### WHAT YOU NEED TO DO
1/ According to the article on pigeon navigation, at how many sites did Wallraff collect air samples in his previous research?
2/ Write the next part of the article on pigeon navigation by smell, picking up right after its final sentence.

══ SELECTED PASSAGE

Wednesday, 6 November 2013
On 20:55 by Asveth Sreiram No comments
The results are now published inBiogeosciences, an open access journal of the European Geosciences Union (EGU).
Experiments over the past 40 years have shown that homing pigeons get disoriented when their sense of smell is impaired or when they don't have access to natural winds at their home site. But many researchers were not convinced that wind-borne odors could provide the map pigeons need to navigate. Now, Hans Wallraff of the Max Planck Institute for Ornithology in Seewiesen, Germany, has shown that the atmosphere does contain the necessary information to help pigeons find their way home.
In previous research, Wallraff collected air samples at over 90 sites within a 200 km radius around a former pigeon loft near Würzburg in southern Germany. The samples revealed that the ratios among certain 'volatile organic compounds' (chemicals that can be a source of scents and odors) in the atmosphere increase or decrease along specific directions. "For instance, the percentage of compound A in the sum A+B or A+B+C+D increases the farther one moves from north to south," Wallraff explains.
These changes in compound ratios translate into changes in perceived smell. But a pigeon that has never left its loft does not know in what directions what changes occur -- unless it has been exposed to winds at its home site.

════
══ DATASET EXTRACT

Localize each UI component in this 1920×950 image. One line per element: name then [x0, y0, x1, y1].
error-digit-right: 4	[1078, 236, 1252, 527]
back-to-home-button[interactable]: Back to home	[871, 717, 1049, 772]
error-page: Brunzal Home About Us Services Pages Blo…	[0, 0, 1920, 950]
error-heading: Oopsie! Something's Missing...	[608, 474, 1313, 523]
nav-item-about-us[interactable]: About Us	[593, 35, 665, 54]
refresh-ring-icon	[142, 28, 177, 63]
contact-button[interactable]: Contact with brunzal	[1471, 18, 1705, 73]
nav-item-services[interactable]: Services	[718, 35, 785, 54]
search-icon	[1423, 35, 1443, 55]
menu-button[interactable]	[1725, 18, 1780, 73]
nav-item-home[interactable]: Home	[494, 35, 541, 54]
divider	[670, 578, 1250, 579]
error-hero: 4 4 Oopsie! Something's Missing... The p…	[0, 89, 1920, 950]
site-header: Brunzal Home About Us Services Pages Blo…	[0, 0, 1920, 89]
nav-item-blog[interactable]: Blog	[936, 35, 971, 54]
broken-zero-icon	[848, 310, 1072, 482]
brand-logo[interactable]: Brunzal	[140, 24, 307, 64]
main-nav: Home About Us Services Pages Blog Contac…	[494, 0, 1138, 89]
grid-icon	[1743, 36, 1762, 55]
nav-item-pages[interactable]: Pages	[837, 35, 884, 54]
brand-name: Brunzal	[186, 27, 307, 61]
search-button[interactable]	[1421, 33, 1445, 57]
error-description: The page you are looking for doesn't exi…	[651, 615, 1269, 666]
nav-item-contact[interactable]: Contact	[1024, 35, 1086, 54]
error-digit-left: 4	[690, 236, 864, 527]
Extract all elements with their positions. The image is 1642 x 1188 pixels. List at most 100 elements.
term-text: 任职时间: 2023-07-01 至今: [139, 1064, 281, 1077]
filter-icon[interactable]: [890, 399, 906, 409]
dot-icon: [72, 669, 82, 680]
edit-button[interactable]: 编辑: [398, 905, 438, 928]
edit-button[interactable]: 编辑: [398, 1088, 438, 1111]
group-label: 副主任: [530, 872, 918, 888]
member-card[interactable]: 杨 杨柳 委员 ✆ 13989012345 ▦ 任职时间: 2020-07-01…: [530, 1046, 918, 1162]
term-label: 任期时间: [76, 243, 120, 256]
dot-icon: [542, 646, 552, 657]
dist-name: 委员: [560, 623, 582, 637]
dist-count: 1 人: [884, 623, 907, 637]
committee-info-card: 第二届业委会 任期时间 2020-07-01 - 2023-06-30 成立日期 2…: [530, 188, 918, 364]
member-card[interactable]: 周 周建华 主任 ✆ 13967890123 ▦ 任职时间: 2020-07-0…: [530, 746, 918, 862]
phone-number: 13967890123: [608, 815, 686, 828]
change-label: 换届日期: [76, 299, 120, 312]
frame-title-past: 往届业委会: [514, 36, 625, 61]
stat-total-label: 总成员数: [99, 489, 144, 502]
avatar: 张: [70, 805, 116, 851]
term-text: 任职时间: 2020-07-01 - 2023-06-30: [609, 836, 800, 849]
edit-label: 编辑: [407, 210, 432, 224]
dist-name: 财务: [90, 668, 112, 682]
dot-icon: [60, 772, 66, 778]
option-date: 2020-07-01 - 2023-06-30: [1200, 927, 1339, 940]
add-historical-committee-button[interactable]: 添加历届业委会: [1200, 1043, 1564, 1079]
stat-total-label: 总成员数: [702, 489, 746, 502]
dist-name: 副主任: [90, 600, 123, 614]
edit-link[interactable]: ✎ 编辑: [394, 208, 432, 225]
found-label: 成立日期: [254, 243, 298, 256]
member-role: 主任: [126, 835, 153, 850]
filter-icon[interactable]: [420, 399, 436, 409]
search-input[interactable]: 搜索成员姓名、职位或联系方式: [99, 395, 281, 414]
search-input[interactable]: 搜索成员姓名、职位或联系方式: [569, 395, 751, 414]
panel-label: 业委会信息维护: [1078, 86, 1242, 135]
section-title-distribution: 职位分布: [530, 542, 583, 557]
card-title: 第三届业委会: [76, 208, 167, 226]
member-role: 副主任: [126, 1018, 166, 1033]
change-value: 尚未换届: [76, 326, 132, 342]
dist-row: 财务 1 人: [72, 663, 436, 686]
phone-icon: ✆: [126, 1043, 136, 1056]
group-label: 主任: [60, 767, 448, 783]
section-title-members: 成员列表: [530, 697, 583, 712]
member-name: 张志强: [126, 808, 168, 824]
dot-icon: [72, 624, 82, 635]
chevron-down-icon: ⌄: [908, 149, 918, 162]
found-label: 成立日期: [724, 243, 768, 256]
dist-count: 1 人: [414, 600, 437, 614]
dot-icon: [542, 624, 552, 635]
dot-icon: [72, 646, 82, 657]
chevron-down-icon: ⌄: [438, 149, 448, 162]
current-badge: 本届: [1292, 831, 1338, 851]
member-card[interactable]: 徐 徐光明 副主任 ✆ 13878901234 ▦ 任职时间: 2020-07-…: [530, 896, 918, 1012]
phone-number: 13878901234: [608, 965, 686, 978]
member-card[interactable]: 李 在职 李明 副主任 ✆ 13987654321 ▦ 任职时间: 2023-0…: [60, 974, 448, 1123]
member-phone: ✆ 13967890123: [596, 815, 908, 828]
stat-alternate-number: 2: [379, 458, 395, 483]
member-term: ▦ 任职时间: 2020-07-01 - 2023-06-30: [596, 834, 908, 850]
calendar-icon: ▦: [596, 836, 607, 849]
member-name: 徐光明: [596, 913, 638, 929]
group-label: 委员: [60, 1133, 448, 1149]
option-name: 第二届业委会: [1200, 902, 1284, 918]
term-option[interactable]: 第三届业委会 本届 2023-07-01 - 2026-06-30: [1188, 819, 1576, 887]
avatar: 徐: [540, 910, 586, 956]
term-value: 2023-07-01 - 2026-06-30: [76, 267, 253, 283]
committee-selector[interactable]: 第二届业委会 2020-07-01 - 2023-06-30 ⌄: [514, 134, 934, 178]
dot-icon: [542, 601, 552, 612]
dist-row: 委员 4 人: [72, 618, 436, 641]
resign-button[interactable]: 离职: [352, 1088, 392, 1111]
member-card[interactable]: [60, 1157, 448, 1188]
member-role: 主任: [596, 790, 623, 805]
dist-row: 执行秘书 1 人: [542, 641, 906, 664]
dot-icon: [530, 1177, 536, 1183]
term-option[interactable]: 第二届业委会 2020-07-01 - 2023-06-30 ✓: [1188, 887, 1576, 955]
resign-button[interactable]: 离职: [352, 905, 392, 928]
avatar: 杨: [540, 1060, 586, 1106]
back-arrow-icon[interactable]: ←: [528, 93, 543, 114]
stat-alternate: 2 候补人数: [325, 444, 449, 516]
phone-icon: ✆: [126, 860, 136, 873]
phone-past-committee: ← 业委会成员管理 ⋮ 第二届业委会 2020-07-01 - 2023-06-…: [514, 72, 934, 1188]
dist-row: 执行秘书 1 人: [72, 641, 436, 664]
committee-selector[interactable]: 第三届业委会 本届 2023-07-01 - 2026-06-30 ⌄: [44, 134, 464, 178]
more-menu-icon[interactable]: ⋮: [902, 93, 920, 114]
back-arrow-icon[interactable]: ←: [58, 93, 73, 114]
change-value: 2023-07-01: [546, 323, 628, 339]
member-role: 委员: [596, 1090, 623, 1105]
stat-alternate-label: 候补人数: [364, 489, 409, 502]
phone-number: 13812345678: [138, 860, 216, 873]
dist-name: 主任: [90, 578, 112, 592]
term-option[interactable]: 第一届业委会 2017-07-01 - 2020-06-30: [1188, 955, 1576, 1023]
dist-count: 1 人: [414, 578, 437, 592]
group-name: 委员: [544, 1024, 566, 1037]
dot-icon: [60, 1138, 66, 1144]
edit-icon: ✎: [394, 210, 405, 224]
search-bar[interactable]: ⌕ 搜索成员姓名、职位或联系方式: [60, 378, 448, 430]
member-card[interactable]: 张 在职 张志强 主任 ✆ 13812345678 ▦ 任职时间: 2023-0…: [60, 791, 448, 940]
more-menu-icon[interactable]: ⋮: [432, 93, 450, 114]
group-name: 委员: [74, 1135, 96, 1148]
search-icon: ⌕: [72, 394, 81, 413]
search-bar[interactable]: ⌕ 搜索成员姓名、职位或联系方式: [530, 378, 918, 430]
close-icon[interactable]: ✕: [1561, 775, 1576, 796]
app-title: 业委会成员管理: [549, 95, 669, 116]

════

### RESULTS IN ORDER
1/ Over 90 sites, within a 200 km radius around a former pigeon loft near Würzburg.

2/
At home, a bird is thought to associate certain smells with particular wind directions. "If the percentage of compound A increases with southerly winds, a pigeon living in a loft in Würzburg learns this wind-correlated increase. If released at a site some 100 km south of home, the bird smells that the ratio of compound A is above what it is on average at its loft and flies north," Wallraff explains. To use an analogy, a person in Munich could smell an Alpine breeze when there is wind blowing from the south. When displaced closer to the mountains, they would detect a strong Alpine scent and remember that, at home, that smell is associated with southerly winds: the person would know that, roughly, they needed to travel north to find home.
But this explanation of how pigeons might use wind-borne odors to find their loft was just a hypothesis: Wallraff still needed to prove that the atmosphere does indeed contain the basis of the map system pigeons need to navigate. In the new Biogeosciences paper, he develops a model showing that 'virtual pigeons' with only knowledge of winds and odors at home, can find their way back to their lofts by using real atmospheric data.
"My virtual pigeons served as tools to select those volatile compounds whose spatial distributions, combined with variations dependent on wind direction, were most suitable for homeward navigation," explains Wallraff.
The model uses an iterative approach to imitate animal evolution by introducing random mutations in the virtual pigeons, making them most sensitive to those volatile compounds that are most effective for navigation. By selecting the best mutations in the course of thousands of generations, the model creates virtual pigeons capable of finding their bearings as well as real pigeons, showing that even inexperienced birds could use atmospheric information for navigation. The findings present a missing piece in the puzzle of homing pigeon navigation, confirming that winds and odors can indeed work as a map system.
"Work with real pigeons was the beginning of the story. In this research, I wanted to find out whether and in what way the chemical atmosphere fulfills the demands for avian navigation. Eventually, to identify the chemical compounds birds actually use for home-finding, we will need real birds again. But this is far in the future.